__WHAT YOU WILL DO__
In the data that follows, count the lines in which the word "ffffff" occurs, and report that figure alone.

__GIVEN ENTRIES__
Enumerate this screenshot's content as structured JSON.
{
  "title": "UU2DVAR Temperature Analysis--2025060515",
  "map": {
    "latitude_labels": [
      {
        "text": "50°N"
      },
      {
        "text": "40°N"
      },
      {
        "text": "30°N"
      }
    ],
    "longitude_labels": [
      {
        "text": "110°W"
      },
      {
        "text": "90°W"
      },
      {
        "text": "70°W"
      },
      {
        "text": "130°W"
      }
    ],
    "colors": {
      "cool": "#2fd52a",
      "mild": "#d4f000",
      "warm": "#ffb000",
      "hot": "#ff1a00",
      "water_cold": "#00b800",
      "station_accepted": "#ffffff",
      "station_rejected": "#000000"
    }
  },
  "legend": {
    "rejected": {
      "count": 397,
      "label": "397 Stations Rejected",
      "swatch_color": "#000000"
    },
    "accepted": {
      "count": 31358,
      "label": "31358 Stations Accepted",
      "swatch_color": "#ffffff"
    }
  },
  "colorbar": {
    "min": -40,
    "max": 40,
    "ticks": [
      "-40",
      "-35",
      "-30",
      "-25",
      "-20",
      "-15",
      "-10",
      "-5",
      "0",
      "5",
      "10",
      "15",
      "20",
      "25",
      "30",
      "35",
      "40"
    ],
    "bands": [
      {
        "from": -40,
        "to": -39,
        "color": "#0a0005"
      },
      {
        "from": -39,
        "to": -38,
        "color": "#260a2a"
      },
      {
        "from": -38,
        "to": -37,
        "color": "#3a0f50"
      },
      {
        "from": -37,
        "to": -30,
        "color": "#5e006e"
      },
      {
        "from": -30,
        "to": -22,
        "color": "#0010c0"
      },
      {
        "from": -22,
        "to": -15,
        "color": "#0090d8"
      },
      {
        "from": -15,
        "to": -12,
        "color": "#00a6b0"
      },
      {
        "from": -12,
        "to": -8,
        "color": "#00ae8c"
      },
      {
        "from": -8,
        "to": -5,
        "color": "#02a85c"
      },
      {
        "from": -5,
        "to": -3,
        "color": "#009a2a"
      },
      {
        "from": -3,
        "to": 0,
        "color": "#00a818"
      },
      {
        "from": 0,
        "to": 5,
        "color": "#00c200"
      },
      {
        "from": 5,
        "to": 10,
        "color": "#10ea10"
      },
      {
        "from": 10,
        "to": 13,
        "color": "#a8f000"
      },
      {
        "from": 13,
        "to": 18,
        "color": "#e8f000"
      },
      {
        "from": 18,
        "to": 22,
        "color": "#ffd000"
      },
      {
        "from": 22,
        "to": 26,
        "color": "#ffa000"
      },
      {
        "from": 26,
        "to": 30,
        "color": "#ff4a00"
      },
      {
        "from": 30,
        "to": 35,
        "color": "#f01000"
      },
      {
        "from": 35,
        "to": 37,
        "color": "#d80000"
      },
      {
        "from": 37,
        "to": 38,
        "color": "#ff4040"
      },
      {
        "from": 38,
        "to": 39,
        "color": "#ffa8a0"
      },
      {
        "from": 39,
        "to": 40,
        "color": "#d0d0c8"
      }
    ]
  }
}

__COMPLETE ANSWER__
2